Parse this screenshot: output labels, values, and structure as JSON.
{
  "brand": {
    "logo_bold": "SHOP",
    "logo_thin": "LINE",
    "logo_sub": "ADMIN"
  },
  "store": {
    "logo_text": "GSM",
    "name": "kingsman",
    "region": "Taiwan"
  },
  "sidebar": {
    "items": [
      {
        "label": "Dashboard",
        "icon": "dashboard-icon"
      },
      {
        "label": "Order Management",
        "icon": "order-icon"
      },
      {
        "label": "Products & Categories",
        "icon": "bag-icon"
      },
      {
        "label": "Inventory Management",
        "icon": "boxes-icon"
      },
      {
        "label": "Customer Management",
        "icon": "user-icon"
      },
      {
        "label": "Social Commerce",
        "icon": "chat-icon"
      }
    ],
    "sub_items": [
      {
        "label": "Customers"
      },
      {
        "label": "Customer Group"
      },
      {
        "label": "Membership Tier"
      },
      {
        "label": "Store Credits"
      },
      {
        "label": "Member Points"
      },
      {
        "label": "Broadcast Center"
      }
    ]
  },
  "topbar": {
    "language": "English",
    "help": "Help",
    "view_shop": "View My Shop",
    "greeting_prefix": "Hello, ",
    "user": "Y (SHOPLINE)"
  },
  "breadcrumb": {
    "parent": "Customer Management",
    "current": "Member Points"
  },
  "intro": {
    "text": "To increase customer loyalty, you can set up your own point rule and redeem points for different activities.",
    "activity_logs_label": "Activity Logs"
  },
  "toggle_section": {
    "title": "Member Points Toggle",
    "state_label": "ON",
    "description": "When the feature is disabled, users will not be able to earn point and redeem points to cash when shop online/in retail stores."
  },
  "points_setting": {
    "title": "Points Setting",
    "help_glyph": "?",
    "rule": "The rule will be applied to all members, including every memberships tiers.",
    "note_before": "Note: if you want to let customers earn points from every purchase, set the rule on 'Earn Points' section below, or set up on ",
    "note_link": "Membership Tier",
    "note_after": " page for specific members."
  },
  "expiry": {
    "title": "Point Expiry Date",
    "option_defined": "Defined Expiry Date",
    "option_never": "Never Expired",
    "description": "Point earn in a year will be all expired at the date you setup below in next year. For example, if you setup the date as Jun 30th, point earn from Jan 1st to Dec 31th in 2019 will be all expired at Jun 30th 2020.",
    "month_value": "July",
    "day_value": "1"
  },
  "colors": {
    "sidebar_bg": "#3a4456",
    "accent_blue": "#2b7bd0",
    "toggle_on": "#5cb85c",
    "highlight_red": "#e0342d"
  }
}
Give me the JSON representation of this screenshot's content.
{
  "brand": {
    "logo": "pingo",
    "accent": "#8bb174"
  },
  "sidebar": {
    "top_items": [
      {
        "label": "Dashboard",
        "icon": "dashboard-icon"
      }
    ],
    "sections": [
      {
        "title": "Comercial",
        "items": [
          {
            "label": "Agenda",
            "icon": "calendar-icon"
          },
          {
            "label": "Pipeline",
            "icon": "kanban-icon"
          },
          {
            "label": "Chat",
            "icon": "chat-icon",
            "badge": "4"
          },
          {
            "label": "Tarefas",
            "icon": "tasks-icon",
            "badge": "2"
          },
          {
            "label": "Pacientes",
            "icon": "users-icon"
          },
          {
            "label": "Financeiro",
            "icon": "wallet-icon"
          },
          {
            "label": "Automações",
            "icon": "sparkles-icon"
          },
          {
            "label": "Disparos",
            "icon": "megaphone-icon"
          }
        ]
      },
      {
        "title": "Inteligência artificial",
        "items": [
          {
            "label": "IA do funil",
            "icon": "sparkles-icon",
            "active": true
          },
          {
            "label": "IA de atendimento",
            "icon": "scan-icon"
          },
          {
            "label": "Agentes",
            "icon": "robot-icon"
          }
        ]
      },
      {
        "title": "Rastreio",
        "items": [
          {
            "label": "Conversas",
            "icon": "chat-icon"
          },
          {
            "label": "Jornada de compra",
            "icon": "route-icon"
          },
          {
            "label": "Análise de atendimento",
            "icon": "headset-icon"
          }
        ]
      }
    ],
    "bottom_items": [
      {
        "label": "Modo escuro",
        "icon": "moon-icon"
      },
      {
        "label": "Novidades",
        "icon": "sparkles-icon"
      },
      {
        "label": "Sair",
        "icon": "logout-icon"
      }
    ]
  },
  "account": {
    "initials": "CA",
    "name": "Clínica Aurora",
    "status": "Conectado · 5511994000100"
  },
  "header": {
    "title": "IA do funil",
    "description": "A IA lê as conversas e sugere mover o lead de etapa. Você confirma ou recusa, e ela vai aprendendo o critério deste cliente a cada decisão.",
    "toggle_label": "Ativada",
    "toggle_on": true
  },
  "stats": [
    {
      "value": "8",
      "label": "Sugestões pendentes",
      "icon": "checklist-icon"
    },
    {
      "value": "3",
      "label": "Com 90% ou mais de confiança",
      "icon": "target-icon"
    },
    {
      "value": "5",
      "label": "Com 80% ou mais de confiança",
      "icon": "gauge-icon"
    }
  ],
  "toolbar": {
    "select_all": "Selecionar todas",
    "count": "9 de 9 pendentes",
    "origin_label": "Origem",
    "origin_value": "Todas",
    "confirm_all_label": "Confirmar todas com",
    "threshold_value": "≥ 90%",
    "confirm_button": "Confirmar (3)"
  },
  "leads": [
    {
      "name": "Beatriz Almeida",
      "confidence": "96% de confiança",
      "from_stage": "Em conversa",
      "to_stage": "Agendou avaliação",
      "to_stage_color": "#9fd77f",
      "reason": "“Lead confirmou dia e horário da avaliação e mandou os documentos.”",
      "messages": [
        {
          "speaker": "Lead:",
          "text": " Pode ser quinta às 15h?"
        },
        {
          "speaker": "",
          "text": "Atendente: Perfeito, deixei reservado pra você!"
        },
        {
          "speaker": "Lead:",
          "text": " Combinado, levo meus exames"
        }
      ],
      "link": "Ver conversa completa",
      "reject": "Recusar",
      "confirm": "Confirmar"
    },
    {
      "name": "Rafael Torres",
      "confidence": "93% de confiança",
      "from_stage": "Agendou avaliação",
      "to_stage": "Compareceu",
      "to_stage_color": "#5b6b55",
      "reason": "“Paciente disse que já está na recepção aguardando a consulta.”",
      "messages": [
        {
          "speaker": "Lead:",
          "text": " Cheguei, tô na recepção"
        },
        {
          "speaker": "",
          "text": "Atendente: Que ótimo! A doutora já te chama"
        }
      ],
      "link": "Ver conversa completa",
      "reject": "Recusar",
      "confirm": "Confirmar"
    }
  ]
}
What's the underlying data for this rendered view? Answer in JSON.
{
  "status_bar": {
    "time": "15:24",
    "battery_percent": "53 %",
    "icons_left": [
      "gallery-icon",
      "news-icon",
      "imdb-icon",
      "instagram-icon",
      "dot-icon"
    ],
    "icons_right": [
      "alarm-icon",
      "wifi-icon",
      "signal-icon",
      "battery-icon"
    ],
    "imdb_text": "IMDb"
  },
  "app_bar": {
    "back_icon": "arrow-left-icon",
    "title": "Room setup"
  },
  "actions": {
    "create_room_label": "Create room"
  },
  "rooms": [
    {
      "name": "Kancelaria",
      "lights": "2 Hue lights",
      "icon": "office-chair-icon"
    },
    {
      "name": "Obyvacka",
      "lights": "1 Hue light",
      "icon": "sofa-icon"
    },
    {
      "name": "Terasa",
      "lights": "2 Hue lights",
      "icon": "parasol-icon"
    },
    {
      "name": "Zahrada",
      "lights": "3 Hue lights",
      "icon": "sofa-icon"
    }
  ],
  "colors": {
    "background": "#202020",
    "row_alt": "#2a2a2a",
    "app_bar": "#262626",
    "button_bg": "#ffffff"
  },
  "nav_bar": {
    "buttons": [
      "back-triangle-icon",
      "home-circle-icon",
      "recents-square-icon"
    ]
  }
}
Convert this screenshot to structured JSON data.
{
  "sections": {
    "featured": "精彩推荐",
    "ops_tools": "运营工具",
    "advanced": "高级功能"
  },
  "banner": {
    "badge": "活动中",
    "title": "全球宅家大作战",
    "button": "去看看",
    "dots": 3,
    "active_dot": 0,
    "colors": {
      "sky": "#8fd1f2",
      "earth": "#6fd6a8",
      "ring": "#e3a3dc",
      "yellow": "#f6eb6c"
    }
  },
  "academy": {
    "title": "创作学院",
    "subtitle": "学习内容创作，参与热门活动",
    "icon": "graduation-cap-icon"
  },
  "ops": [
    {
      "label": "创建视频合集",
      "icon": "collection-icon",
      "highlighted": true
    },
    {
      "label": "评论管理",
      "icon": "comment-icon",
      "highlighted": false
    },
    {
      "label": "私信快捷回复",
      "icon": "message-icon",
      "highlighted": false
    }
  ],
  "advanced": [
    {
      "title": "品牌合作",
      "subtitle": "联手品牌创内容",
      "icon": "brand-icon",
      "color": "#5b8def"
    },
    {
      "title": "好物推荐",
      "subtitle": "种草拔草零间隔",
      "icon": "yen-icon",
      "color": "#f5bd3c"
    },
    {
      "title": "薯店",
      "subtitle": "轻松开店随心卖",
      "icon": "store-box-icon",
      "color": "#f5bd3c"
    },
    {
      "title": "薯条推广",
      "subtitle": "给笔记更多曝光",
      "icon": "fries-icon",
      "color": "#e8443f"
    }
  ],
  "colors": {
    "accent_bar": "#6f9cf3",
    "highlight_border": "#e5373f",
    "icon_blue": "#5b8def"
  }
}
------
Of the lines in the data, how many hold the string "recepção"? State the number, nothing else.

Expected answer:
2